** AIM **
Search the records for "using". Copy every line where it appears.
• • • • • • •
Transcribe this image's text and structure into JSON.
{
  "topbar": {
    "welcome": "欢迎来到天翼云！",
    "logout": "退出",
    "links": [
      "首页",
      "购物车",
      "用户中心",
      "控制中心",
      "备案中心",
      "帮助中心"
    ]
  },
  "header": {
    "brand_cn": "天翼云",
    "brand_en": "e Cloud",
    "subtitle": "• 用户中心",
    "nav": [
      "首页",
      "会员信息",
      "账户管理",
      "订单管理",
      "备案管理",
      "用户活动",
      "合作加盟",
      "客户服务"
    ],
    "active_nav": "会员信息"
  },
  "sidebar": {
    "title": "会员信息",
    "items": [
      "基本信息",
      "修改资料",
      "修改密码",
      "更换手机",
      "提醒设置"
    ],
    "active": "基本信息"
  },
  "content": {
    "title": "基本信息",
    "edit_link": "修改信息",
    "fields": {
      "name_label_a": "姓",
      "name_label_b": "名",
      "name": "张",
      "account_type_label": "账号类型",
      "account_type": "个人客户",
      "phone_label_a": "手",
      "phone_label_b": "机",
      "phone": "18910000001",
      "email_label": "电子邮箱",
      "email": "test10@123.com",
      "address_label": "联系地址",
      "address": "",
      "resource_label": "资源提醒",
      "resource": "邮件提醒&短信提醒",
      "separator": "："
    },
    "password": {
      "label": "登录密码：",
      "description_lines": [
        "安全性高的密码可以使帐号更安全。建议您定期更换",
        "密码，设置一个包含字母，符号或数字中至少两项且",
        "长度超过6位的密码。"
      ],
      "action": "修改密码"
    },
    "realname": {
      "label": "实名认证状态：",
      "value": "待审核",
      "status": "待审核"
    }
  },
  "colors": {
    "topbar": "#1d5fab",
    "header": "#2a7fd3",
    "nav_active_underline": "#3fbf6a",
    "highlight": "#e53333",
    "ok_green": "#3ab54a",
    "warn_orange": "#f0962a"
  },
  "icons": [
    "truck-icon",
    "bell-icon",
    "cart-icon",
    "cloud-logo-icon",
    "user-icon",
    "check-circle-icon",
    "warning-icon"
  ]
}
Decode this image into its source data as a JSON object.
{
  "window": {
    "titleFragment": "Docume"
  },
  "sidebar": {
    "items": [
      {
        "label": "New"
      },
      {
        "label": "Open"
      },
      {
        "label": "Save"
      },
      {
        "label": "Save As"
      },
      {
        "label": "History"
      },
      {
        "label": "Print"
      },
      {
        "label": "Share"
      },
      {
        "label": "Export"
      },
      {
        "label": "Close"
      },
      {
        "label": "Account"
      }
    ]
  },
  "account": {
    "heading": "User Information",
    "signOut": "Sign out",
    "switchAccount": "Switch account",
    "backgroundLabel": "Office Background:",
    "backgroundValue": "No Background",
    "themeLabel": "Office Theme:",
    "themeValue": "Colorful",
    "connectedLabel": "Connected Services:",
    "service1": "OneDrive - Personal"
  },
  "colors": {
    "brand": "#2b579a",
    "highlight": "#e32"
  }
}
• • • • • • •
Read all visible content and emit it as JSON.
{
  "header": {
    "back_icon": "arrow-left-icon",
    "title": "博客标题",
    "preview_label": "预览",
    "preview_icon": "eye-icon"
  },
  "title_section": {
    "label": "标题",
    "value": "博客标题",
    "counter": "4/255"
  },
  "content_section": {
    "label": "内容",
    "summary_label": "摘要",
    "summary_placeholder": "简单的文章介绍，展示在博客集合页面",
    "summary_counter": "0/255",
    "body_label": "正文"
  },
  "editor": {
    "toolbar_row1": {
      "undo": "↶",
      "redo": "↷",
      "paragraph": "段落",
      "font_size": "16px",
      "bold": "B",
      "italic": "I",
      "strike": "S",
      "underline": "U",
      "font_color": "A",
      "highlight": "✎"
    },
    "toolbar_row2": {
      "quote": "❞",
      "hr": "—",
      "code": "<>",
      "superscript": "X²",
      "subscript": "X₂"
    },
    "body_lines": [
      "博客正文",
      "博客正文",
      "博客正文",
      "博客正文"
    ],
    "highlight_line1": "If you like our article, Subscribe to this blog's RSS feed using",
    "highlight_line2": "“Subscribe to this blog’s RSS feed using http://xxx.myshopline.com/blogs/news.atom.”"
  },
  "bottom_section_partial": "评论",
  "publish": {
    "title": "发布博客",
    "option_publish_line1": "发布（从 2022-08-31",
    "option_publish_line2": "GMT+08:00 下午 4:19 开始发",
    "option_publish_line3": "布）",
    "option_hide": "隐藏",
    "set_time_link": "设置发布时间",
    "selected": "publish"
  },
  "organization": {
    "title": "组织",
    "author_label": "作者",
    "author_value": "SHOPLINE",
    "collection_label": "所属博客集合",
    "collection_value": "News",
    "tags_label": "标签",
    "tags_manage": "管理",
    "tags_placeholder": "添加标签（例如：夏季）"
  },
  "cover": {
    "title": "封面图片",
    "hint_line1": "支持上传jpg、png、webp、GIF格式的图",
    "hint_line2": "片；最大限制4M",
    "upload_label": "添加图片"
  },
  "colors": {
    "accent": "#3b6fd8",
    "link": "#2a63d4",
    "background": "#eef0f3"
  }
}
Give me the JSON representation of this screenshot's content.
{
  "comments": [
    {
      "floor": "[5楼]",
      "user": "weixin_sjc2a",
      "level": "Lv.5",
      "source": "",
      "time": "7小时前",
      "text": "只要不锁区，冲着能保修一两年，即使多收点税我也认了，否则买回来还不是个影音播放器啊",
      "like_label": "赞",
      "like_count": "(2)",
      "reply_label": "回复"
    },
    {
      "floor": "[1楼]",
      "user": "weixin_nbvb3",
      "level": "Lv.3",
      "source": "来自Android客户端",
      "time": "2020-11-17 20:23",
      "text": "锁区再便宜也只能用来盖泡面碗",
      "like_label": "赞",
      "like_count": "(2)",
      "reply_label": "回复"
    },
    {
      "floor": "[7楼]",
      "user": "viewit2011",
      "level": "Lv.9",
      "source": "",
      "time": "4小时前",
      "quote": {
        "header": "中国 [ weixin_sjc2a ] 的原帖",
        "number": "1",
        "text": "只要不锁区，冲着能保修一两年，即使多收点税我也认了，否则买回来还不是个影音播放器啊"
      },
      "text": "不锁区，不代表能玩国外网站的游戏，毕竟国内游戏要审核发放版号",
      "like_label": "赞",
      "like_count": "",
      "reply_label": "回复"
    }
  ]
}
• • • • • • •
** ANSWER TO THE TASK **
    "highlight_line1": "If you like our article, Subscribe to this blog's RSS feed using",
    "highlight_line2": "“Subscribe to this blog’s RSS feed using http://xxx.myshopline.com/blogs/news.atom.”"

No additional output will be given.